(The data)
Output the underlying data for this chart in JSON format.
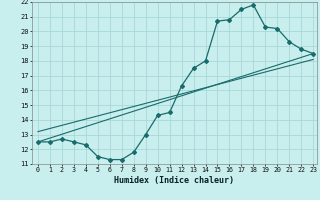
{
  "xlabel": "Humidex (Indice chaleur)",
  "bg_color": "#c8eeee",
  "grid_color": "#a8d8d8",
  "line_color": "#1a6b6b",
  "xmin": 0,
  "xmax": 23,
  "ymin": 11,
  "ymax": 22,
  "curve1_x": [
    0,
    1,
    2,
    3,
    4,
    5,
    6,
    7,
    8,
    9,
    10,
    11,
    12,
    13,
    14,
    15,
    16,
    17,
    18,
    19,
    20,
    21,
    22,
    23
  ],
  "curve1_y": [
    12.5,
    12.5,
    12.7,
    12.5,
    12.3,
    11.5,
    11.3,
    11.3,
    11.8,
    13.0,
    14.3,
    14.5,
    16.3,
    17.5,
    18.0,
    20.7,
    20.8,
    21.5,
    21.8,
    20.3,
    20.2,
    19.3,
    18.8,
    18.5
  ],
  "curve2_x": [
    0,
    23
  ],
  "curve2_y": [
    12.5,
    18.5
  ],
  "curve3_x": [
    0,
    23
  ],
  "curve3_y": [
    13.2,
    18.1
  ],
  "yticks": [
    11,
    12,
    13,
    14,
    15,
    16,
    17,
    18,
    19,
    20,
    21,
    22
  ]
}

(Directions for this task) Copy out each record shown above without alteration, skipping any picture.

(Solution for this task)
Output the underlying data for this chart in JSON format.
{
  "xlabel": "Humidex (Indice chaleur)",
  "bg_color": "#c8eeee",
  "grid_color": "#a8d8d8",
  "line_color": "#1a6b6b",
  "xmin": 0,
  "xmax": 23,
  "ymin": 11,
  "ymax": 22,
  "curve1_x": [
    0,
    1,
    2,
    3,
    4,
    5,
    6,
    7,
    8,
    9,
    10,
    11,
    12,
    13,
    14,
    15,
    16,
    17,
    18,
    19,
    20,
    21,
    22,
    23
  ],
  "curve1_y": [
    12.5,
    12.5,
    12.7,
    12.5,
    12.3,
    11.5,
    11.3,
    11.3,
    11.8,
    13.0,
    14.3,
    14.5,
    16.3,
    17.5,
    18.0,
    20.7,
    20.8,
    21.5,
    21.8,
    20.3,
    20.2,
    19.3,
    18.8,
    18.5
  ],
  "curve2_x": [
    0,
    23
  ],
  "curve2_y": [
    12.5,
    18.5
  ],
  "curve3_x": [
    0,
    23
  ],
  "curve3_y": [
    13.2,
    18.1
  ],
  "yticks": [
    11,
    12,
    13,
    14,
    15,
    16,
    17,
    18,
    19,
    20,
    21,
    22
  ]
}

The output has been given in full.